Stated goal :: Your task is to repeat the entries exactly. Leave the pictures out.

Records to process ::
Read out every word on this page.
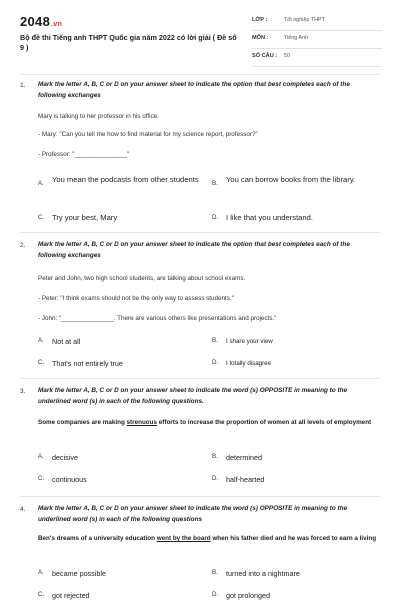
2048.vn
Bộ đề thi Tiếng anh THPT Quốc gia năm 2022 có lời giải ( Đề số 9 )
LỚP :	Tốt nghiệp THPT
MÔN :	Tiếng Anh
SỐ CÂU : 50
1. Mark the letter A, B, C or D on your answer sheet to indicate the option that best completes each of the following exchanges
Mary is talking to her professor in his office.
- Mary: "Can you tell me how to find material for my science report, professor?"
- Professor: "_______________"
A. You mean the podcasts from other students	B. You can borrow books from the library.
C. Try your best, Mary	D. I like that you understand.
2. Mark the letter A, B, C or D on your answer sheet to indicate the option that best completes each of the following exchanges
Peter and John, two high school students, are talking about school exams.
- Peter: "I think exams should not be the only way to assess students."
- John: "_______________. There are various others like presentations and projects."
A. Not at all	B. I share your view
C. That's not entirely true	D. I totally disagree
3. Mark the letter A, B, C or D on your answer sheet to indicate the word (s) OPPOSITE in meaning to the underlined word (s) in each of the following questions.
Some companies are making strenuous efforts to increase the proportion of women at all levels of employment
A. decisive	B. determined
C. continuous	D. half-hearted
4. Mark the letter A, B, C or D on your answer sheet to indicate the word (s) OPPOSITE in meaning to the underlined word (s) in each of the following questions
Ben's dreams of a university education went by the board when his father died and he was forced to earn a living
A. became possible	B. turned into a nightmare
C. got rejected	D. got prolonged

Full solution ::
Read out every word on this page.
2048.vn
Bộ đề thi Tiếng anh THPT Quốc gia năm 2022 có lời giải ( Đề số 9 )
LỚP :	Tốt nghiệp THPT
MÔN :	Tiếng Anh
SỐ CÂU : 50
1. Mark the letter A, B, C or D on your answer sheet to indicate the option that best completes each of the following exchanges
Mary is talking to her professor in his office.
- Mary: "Can you tell me how to find material for my science report, professor?"
- Professor: "_______________"
A. You mean the podcasts from other students	B. You can borrow books from the library.
C. Try your best, Mary	D. I like that you understand.
2. Mark the letter A, B, C or D on your answer sheet to indicate the option that best completes each of the following exchanges
Peter and John, two high school students, are talking about school exams.
- Peter: "I think exams should not be the only way to assess students."
- John: "_______________. There are various others like presentations and projects."
A. Not at all	B. I share your view
C. That's not entirely true	D. I totally disagree
3. Mark the letter A, B, C or D on your answer sheet to indicate the word (s) OPPOSITE in meaning to the underlined word (s) in each of the following questions.
Some companies are making strenuous efforts to increase the proportion of women at all levels of employment
A. decisive	B. determined
C. continuous	D. half-hearted
4. Mark the letter A, B, C or D on your answer sheet to indicate the word (s) OPPOSITE in meaning to the underlined word (s) in each of the following questions
Ben's dreams of a university education went by the board when his father died and he was forced to earn a living
A. became possible	B. turned into a nightmare
C. got rejected	D. got prolonged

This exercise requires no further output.